Task brief »
Output the data word for word, dropping every image.
** Begin Materials provided **
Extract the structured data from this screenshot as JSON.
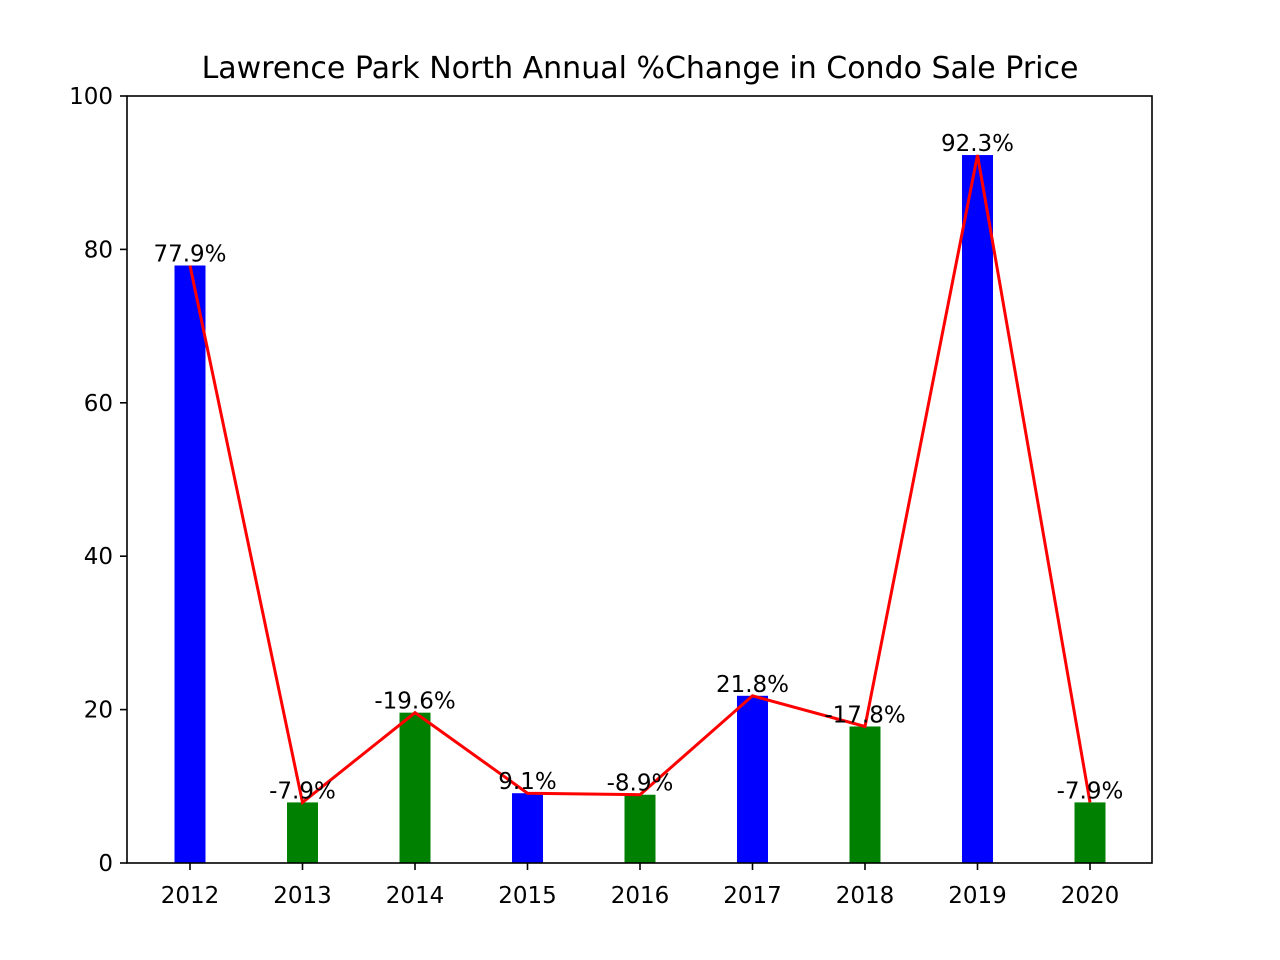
{
  "chart_data": {
    "type": "bar",
    "title": "Lawrence Park North Annual %Change in Condo Sale Price",
    "xlabel": "",
    "ylabel": "",
    "categories": [
      "2012",
      "2013",
      "2014",
      "2015",
      "2016",
      "2017",
      "2018",
      "2019",
      "2020"
    ],
    "values": [
      77.9,
      7.9,
      19.6,
      9.1,
      8.9,
      21.8,
      17.8,
      92.3,
      7.9
    ],
    "value_labels": [
      "77.9%",
      "-7.9%",
      "-19.6%",
      "9.1%",
      "-8.9%",
      "21.8%",
      "-17.8%",
      "92.3%",
      "-7.9%"
    ],
    "bar_colors": [
      "#0000ff",
      "#008000",
      "#008000",
      "#0000ff",
      "#008000",
      "#0000ff",
      "#008000",
      "#0000ff",
      "#008000"
    ],
    "line_color": "#ff0000",
    "positive_color": "#0000ff",
    "negative_color": "#008000",
    "ylim": [
      0,
      100
    ],
    "yticks": [
      0,
      20,
      40,
      60,
      80,
      100
    ],
    "grid": false,
    "legend": "none",
    "overlay": "line"
  }
}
** End Materials provided **
Worked answer »
Extract the structured data from this screenshot as JSON.
{
  "chart_data": {
    "type": "bar",
    "title": "Lawrence Park North Annual %Change in Condo Sale Price",
    "xlabel": "",
    "ylabel": "",
    "categories": [
      "2012",
      "2013",
      "2014",
      "2015",
      "2016",
      "2017",
      "2018",
      "2019",
      "2020"
    ],
    "values": [
      77.9,
      7.9,
      19.6,
      9.1,
      8.9,
      21.8,
      17.8,
      92.3,
      7.9
    ],
    "value_labels": [
      "77.9%",
      "-7.9%",
      "-19.6%",
      "9.1%",
      "-8.9%",
      "21.8%",
      "-17.8%",
      "92.3%",
      "-7.9%"
    ],
    "bar_colors": [
      "#0000ff",
      "#008000",
      "#008000",
      "#0000ff",
      "#008000",
      "#0000ff",
      "#008000",
      "#0000ff",
      "#008000"
    ],
    "line_color": "#ff0000",
    "positive_color": "#0000ff",
    "negative_color": "#008000",
    "ylim": [
      0,
      100
    ],
    "yticks": [
      0,
      20,
      40,
      60,
      80,
      100
    ],
    "grid": false,
    "legend": "none",
    "overlay": "line"
  }
}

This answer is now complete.